Every line below that mentions the word "miloszlaski" should be copied out.

::: Given entries :::

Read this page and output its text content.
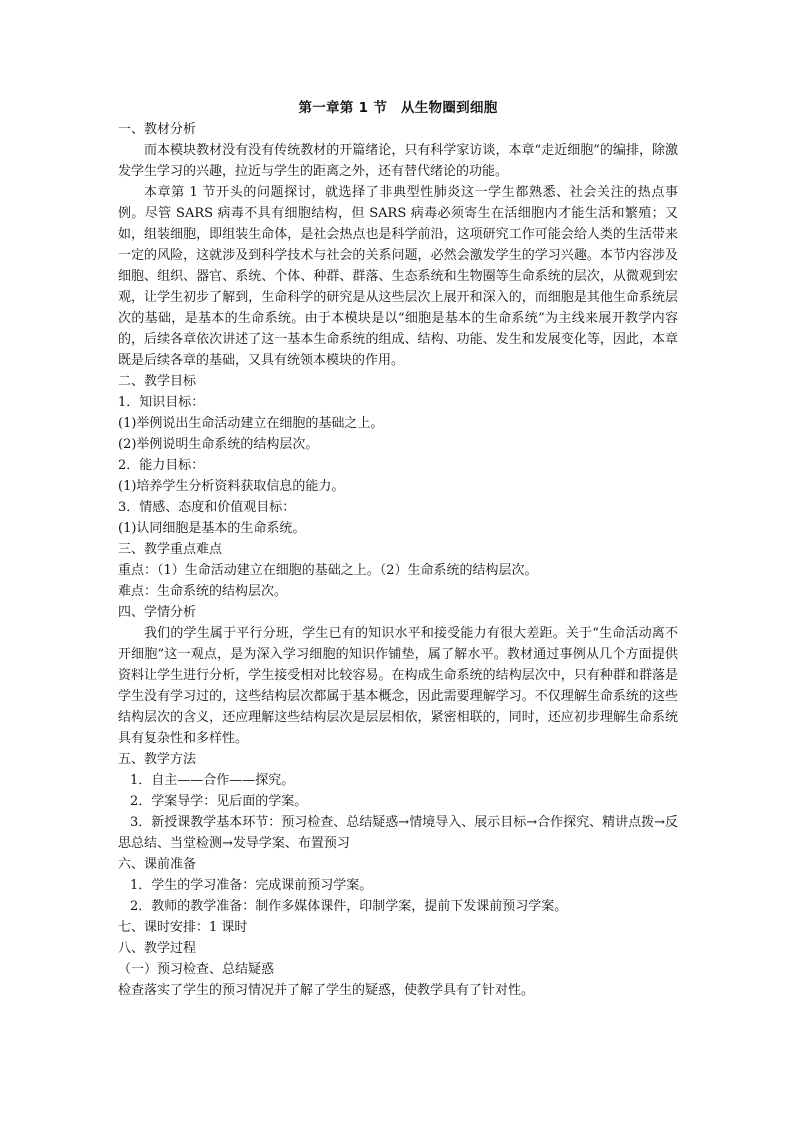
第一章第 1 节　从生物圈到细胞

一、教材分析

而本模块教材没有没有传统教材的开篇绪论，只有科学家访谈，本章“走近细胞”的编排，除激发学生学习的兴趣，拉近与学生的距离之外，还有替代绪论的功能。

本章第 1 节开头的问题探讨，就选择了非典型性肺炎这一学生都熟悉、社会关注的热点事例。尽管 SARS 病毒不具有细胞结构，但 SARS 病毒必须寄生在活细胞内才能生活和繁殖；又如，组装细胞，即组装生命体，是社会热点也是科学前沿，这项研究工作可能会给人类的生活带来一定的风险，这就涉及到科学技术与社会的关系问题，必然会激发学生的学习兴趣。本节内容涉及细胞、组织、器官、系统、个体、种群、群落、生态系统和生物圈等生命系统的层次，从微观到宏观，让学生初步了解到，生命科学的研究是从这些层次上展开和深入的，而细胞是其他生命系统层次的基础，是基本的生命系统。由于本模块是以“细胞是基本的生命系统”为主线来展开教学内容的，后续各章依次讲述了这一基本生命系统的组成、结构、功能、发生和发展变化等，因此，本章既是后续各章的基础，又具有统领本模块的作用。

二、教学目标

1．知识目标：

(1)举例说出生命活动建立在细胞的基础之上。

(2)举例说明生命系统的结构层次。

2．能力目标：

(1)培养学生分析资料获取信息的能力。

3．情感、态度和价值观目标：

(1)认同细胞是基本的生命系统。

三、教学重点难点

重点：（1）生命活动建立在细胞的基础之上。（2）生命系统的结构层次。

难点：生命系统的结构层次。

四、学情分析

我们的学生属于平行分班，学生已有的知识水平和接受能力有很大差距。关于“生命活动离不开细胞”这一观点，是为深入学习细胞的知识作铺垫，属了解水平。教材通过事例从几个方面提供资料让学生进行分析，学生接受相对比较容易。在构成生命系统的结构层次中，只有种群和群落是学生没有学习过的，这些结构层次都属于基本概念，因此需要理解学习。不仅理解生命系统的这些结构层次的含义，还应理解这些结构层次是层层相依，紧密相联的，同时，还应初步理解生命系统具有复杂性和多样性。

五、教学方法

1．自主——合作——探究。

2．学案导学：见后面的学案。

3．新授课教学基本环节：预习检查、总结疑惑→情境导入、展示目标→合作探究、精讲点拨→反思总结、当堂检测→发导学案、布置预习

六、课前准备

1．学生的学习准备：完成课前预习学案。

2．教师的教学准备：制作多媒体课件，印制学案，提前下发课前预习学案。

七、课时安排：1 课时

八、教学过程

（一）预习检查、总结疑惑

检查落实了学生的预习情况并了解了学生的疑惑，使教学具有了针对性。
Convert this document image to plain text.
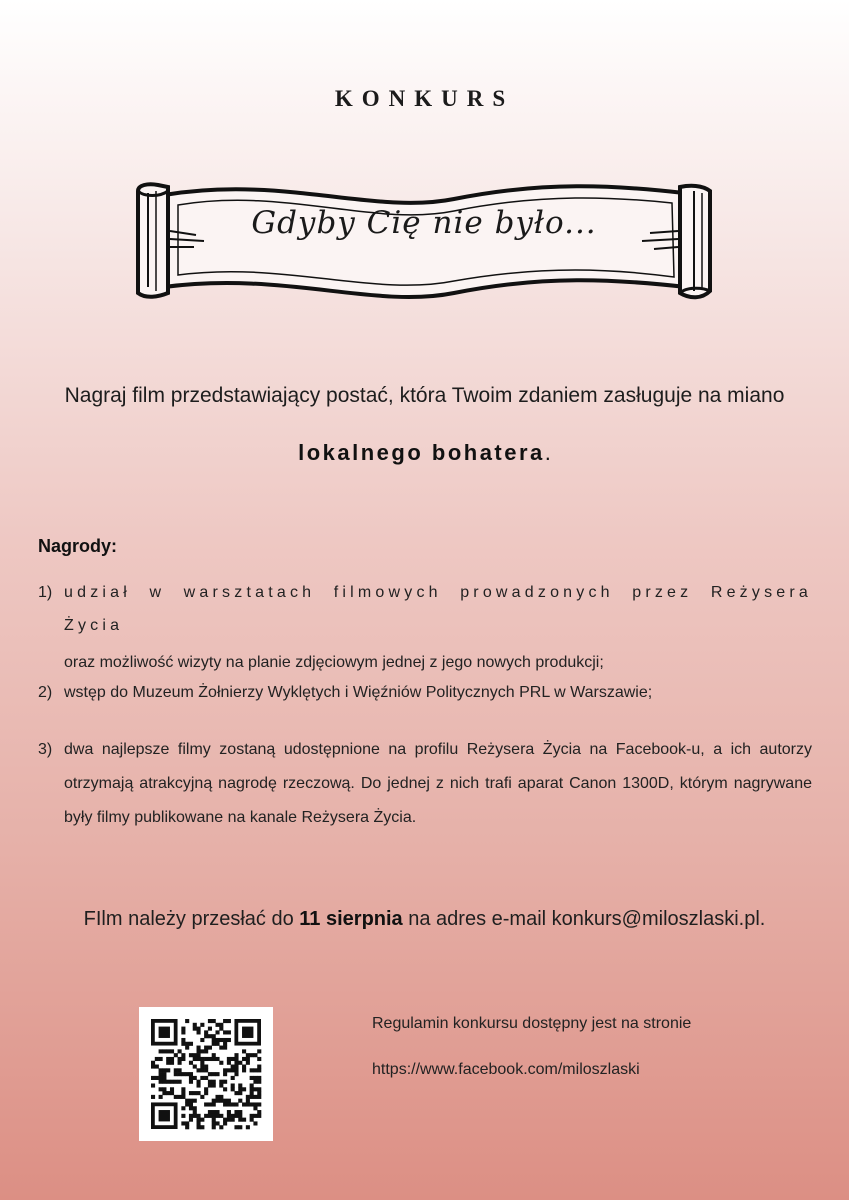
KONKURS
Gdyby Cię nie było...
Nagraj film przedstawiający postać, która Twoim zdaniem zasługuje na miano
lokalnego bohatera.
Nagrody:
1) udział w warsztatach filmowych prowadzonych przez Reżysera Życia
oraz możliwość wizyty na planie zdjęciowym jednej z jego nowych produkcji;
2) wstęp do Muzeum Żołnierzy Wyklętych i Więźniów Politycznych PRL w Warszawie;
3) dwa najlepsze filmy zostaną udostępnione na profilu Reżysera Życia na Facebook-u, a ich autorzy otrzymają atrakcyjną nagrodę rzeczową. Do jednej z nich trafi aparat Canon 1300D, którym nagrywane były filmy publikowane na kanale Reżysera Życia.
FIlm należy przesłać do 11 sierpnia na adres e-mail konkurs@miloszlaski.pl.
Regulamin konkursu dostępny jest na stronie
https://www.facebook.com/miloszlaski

:::

■ **Right answer**:
FIlm należy przesłać do 11 sierpnia na adres e-mail konkurs@miloszlaski.pl.
https://www.facebook.com/miloszlaski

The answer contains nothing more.